Work out the number of lines with the word "يعمل" in the material below, then reply with that number only.

· · · · ·

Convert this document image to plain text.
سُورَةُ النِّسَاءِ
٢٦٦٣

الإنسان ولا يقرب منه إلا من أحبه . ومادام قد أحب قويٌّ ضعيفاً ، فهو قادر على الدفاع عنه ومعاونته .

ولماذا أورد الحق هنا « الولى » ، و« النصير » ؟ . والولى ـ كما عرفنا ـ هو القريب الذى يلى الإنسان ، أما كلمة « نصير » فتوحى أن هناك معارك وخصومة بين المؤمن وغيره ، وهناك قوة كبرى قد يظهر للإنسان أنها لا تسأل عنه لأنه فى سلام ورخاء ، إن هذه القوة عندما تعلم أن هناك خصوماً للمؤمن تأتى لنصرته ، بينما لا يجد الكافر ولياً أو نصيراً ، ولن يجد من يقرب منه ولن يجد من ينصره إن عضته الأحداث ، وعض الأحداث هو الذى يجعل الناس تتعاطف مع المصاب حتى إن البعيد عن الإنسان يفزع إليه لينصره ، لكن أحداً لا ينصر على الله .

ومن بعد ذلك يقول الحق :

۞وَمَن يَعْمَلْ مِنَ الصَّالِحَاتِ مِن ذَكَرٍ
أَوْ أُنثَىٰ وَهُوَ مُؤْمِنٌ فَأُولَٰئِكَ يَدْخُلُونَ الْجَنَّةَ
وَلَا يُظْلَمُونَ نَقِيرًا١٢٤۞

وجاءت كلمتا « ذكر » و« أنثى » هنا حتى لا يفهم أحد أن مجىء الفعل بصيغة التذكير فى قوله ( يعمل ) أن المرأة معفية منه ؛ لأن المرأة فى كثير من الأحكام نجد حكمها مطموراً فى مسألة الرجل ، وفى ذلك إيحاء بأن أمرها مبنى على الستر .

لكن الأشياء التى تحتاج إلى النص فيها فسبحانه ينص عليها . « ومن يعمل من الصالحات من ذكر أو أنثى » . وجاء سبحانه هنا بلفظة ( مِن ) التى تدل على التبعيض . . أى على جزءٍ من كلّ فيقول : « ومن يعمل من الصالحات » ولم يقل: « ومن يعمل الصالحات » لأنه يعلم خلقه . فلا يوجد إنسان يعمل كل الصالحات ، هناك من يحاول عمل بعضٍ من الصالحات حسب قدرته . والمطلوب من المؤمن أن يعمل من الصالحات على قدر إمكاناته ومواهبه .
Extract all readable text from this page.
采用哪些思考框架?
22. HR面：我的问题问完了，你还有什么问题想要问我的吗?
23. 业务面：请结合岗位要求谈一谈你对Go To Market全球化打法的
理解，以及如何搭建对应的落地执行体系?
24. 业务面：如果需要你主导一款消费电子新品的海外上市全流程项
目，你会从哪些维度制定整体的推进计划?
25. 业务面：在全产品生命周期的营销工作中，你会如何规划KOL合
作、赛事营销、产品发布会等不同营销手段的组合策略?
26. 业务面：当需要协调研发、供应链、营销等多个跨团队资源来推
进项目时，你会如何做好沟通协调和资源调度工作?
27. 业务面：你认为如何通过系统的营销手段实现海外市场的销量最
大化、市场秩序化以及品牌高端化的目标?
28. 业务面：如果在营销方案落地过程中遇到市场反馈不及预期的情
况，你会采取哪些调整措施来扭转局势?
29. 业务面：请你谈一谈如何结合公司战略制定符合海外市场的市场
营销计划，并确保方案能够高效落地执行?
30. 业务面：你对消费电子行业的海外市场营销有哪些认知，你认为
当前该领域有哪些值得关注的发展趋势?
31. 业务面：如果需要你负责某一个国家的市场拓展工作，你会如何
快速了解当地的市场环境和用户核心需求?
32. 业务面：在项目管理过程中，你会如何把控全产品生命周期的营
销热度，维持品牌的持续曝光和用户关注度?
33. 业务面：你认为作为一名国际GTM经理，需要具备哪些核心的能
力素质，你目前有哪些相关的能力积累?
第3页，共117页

· · · · ·

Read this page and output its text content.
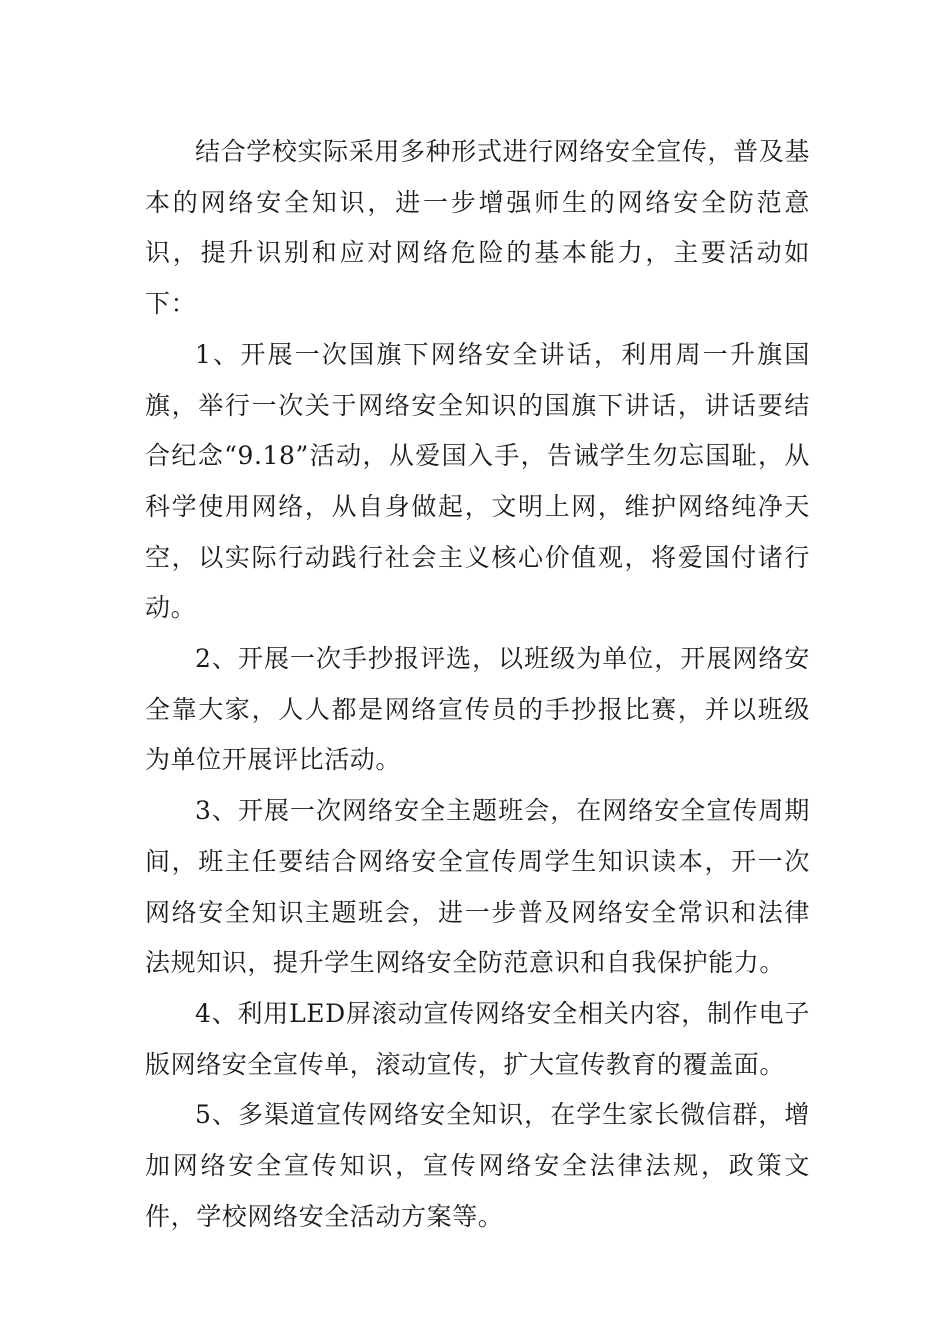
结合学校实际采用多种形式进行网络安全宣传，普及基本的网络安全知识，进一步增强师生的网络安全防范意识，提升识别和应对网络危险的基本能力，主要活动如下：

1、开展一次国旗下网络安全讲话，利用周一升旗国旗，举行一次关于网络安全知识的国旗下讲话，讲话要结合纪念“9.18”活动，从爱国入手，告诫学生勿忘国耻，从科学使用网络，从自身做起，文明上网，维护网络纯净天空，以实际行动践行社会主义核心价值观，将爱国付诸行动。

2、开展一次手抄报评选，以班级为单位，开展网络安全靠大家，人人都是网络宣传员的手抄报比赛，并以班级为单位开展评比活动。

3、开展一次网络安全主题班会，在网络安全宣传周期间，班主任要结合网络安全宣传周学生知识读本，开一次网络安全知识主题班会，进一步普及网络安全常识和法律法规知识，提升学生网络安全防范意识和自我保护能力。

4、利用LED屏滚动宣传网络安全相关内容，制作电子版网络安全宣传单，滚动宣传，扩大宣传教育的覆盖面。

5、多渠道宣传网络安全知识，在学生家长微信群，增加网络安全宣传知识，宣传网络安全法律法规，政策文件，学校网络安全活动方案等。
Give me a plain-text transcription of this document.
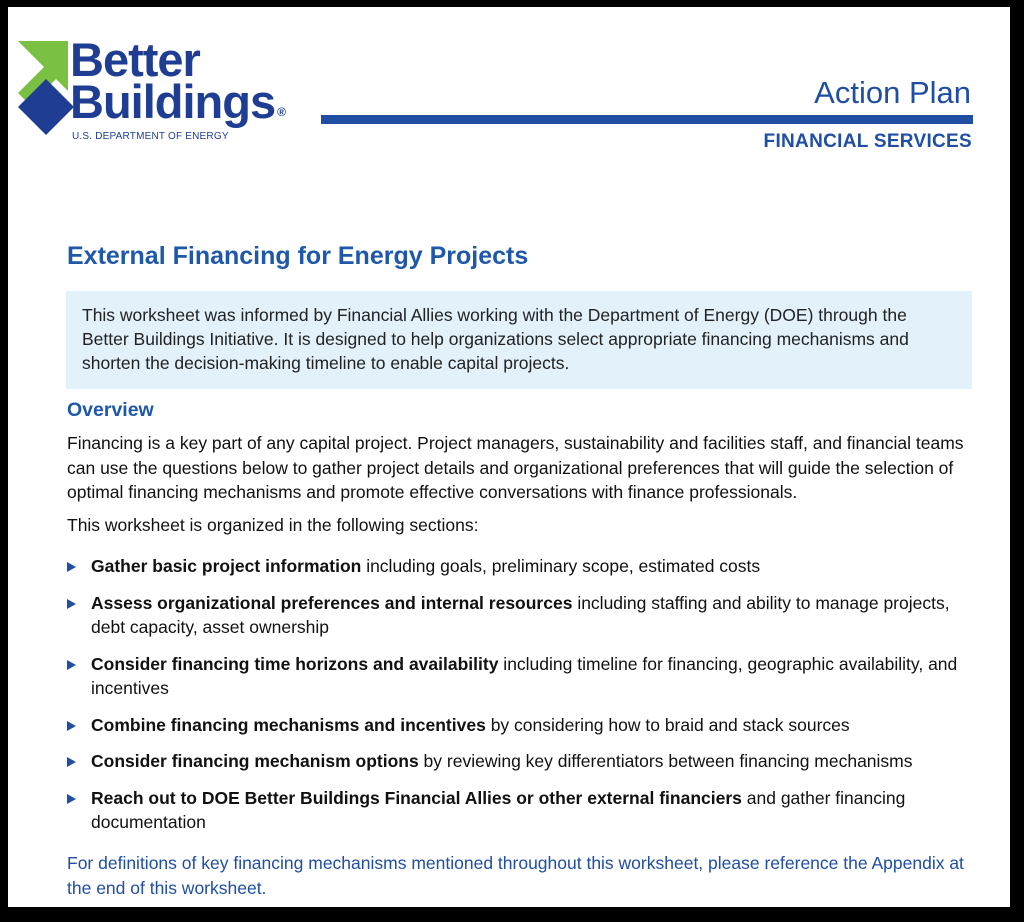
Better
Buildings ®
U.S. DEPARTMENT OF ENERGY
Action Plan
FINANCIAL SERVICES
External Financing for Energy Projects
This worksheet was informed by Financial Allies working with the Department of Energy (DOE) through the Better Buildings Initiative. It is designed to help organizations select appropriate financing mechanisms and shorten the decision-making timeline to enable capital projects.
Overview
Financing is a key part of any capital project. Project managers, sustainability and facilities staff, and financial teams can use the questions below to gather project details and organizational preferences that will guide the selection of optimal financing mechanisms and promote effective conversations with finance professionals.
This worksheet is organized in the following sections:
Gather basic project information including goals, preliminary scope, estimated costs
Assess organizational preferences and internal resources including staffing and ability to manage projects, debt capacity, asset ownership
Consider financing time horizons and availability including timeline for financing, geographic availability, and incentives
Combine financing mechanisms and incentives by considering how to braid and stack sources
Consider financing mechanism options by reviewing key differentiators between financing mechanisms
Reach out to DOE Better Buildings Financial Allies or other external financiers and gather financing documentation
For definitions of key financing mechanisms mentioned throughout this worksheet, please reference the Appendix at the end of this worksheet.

· · · · ·

• EXERCISE RESPONSE: 2